Exercise:
Print all entries word for word.

================================

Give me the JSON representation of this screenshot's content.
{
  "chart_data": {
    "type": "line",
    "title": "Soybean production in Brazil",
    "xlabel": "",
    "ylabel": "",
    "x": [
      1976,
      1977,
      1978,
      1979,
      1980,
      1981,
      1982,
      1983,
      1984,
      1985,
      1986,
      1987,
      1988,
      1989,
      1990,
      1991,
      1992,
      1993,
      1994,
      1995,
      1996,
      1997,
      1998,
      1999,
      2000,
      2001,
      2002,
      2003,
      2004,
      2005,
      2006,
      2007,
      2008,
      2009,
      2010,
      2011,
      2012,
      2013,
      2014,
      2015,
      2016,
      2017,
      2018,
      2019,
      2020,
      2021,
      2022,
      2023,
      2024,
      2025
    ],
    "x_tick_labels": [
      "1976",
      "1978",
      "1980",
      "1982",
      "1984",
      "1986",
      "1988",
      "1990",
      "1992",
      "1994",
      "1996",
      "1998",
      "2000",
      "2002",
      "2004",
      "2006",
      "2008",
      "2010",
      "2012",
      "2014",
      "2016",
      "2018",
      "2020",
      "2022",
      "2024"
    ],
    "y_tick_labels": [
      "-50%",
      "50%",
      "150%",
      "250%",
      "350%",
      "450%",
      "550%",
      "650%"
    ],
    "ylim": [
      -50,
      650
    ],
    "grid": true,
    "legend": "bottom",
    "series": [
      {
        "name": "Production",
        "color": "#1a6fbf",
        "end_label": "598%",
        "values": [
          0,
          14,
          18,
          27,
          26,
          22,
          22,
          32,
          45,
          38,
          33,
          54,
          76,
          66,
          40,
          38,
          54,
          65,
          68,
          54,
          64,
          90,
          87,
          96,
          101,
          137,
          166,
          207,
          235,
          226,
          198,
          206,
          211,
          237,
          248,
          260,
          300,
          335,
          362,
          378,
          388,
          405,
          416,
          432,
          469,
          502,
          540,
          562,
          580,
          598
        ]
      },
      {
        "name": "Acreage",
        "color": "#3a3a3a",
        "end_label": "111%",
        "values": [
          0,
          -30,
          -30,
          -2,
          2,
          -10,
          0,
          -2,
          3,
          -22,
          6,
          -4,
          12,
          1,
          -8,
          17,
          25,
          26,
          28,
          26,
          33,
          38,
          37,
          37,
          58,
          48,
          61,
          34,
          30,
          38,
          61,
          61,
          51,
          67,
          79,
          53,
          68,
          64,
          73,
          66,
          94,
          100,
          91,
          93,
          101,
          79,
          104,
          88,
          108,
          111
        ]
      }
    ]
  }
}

================================

Written reply:
Give me the JSON representation of this screenshot's content.
{
  "chart_data": {
    "type": "line",
    "title": "Soybean production in Brazil",
    "xlabel": "",
    "ylabel": "",
    "x": [
      1976,
      1977,
      1978,
      1979,
      1980,
      1981,
      1982,
      1983,
      1984,
      1985,
      1986,
      1987,
      1988,
      1989,
      1990,
      1991,
      1992,
      1993,
      1994,
      1995,
      1996,
      1997,
      1998,
      1999,
      2000,
      2001,
      2002,
      2003,
      2004,
      2005,
      2006,
      2007,
      2008,
      2009,
      2010,
      2011,
      2012,
      2013,
      2014,
      2015,
      2016,
      2017,
      2018,
      2019,
      2020,
      2021,
      2022,
      2023,
      2024,
      2025
    ],
    "x_tick_labels": [
      "1976",
      "1978",
      "1980",
      "1982",
      "1984",
      "1986",
      "1988",
      "1990",
      "1992",
      "1994",
      "1996",
      "1998",
      "2000",
      "2002",
      "2004",
      "2006",
      "2008",
      "2010",
      "2012",
      "2014",
      "2016",
      "2018",
      "2020",
      "2022",
      "2024"
    ],
    "y_tick_labels": [
      "-50%",
      "50%",
      "150%",
      "250%",
      "350%",
      "450%",
      "550%",
      "650%"
    ],
    "ylim": [
      -50,
      650
    ],
    "grid": true,
    "legend": "bottom",
    "series": [
      {
        "name": "Production",
        "color": "#1a6fbf",
        "end_label": "598%",
        "values": [
          0,
          14,
          18,
          27,
          26,
          22,
          22,
          32,
          45,
          38,
          33,
          54,
          76,
          66,
          40,
          38,
          54,
          65,
          68,
          54,
          64,
          90,
          87,
          96,
          101,
          137,
          166,
          207,
          235,
          226,
          198,
          206,
          211,
          237,
          248,
          260,
          300,
          335,
          362,
          378,
          388,
          405,
          416,
          432,
          469,
          502,
          540,
          562,
          580,
          598
        ]
      },
      {
        "name": "Acreage",
        "color": "#3a3a3a",
        "end_label": "111%",
        "values": [
          0,
          -30,
          -30,
          -2,
          2,
          -10,
          0,
          -2,
          3,
          -22,
          6,
          -4,
          12,
          1,
          -8,
          17,
          25,
          26,
          28,
          26,
          33,
          38,
          37,
          37,
          58,
          48,
          61,
          34,
          30,
          38,
          61,
          61,
          51,
          67,
          79,
          53,
          68,
          64,
          73,
          66,
          94,
          100,
          91,
          93,
          101,
          79,
          104,
          88,
          108,
          111
        ]
      }
    ]
  }
}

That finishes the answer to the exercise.